Some records
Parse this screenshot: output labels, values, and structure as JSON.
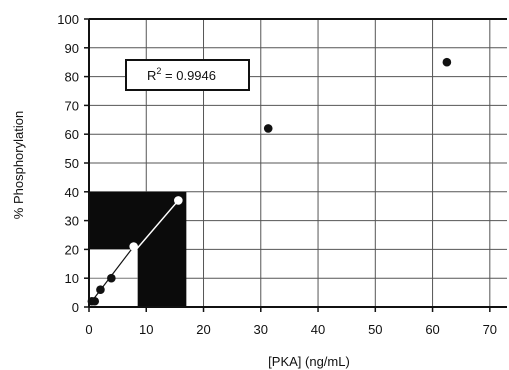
{
  "chart_data": {
    "type": "scatter",
    "title": "",
    "xlabel": "[PKA] (ng/mL)",
    "ylabel": "% Phosphorylation",
    "xlim": [
      0,
      73
    ],
    "ylim": [
      0,
      100
    ],
    "xticks": [
      "0",
      "10",
      "20",
      "30",
      "40",
      "50",
      "60",
      "70"
    ],
    "yticks": [
      "0",
      "10",
      "20",
      "30",
      "40",
      "50",
      "60",
      "70",
      "80",
      "90",
      "100"
    ],
    "grid": true,
    "series": [
      {
        "points": [
          {
            "x": 0.5,
            "y": 2
          },
          {
            "x": 1,
            "y": 2
          },
          {
            "x": 2,
            "y": 6
          },
          {
            "x": 3.9,
            "y": 10
          },
          {
            "x": 7.8,
            "y": 21
          },
          {
            "x": 15.6,
            "y": 37
          },
          {
            "x": 31.3,
            "y": 62
          },
          {
            "x": 62.5,
            "y": 85
          }
        ]
      }
    ],
    "annotation": {
      "text": "R² = 0.9946",
      "prefix": "R",
      "superscript": "2",
      "suffix": " = 0.9946",
      "position": "upper-left"
    },
    "inset": {
      "description": "black highlighted region with linear fit through first six points",
      "region_x": [
        0,
        17
      ],
      "region_y": [
        0,
        40
      ],
      "fit_line": {
        "x": [
          0.5,
          15.6
        ],
        "y": [
          2,
          37
        ]
      }
    }
  }
}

# WHAT IS BEING ASKED:
Filter the entries down to the lines with the word "points" in them.

# SOLUTION:
        "points": [
      "description": "black highlighted region with linear fit through first six points",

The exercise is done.